Exercise objective
Please print every record below exactly as it appears.

Items from a figure collection
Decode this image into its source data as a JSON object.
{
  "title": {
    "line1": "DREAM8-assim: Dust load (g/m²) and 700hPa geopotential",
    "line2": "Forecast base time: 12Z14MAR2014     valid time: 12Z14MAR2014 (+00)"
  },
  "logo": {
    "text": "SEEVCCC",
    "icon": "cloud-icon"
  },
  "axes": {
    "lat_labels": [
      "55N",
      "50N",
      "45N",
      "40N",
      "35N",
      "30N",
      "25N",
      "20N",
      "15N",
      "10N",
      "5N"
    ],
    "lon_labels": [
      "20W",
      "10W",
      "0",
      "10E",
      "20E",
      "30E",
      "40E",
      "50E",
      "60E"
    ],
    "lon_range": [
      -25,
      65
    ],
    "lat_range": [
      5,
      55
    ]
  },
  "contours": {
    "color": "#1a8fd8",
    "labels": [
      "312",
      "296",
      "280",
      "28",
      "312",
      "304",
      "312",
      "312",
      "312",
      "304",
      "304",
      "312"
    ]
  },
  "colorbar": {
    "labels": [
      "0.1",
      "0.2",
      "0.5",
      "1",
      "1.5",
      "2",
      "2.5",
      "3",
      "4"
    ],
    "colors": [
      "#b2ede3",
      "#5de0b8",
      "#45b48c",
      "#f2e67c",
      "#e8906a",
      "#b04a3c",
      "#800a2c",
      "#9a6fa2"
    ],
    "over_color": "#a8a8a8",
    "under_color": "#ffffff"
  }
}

The response
Decode this image into its source data as a JSON object.
{
  "title": {
    "line1": "DREAM8-assim: Dust load (g/m²) and 700hPa geopotential",
    "line2": "Forecast base time: 12Z14MAR2014     valid time: 12Z14MAR2014 (+00)"
  },
  "logo": {
    "text": "SEEVCCC",
    "icon": "cloud-icon"
  },
  "axes": {
    "lat_labels": [
      "55N",
      "50N",
      "45N",
      "40N",
      "35N",
      "30N",
      "25N",
      "20N",
      "15N",
      "10N",
      "5N"
    ],
    "lon_labels": [
      "20W",
      "10W",
      "0",
      "10E",
      "20E",
      "30E",
      "40E",
      "50E",
      "60E"
    ],
    "lon_range": [
      -25,
      65
    ],
    "lat_range": [
      5,
      55
    ]
  },
  "contours": {
    "color": "#1a8fd8",
    "labels": [
      "312",
      "296",
      "280",
      "28",
      "312",
      "304",
      "312",
      "312",
      "312",
      "304",
      "304",
      "312"
    ]
  },
  "colorbar": {
    "labels": [
      "0.1",
      "0.2",
      "0.5",
      "1",
      "1.5",
      "2",
      "2.5",
      "3",
      "4"
    ],
    "colors": [
      "#b2ede3",
      "#5de0b8",
      "#45b48c",
      "#f2e67c",
      "#e8906a",
      "#b04a3c",
      "#800a2c",
      "#9a6fa2"
    ],
    "over_color": "#a8a8a8",
    "under_color": "#ffffff"
  }
}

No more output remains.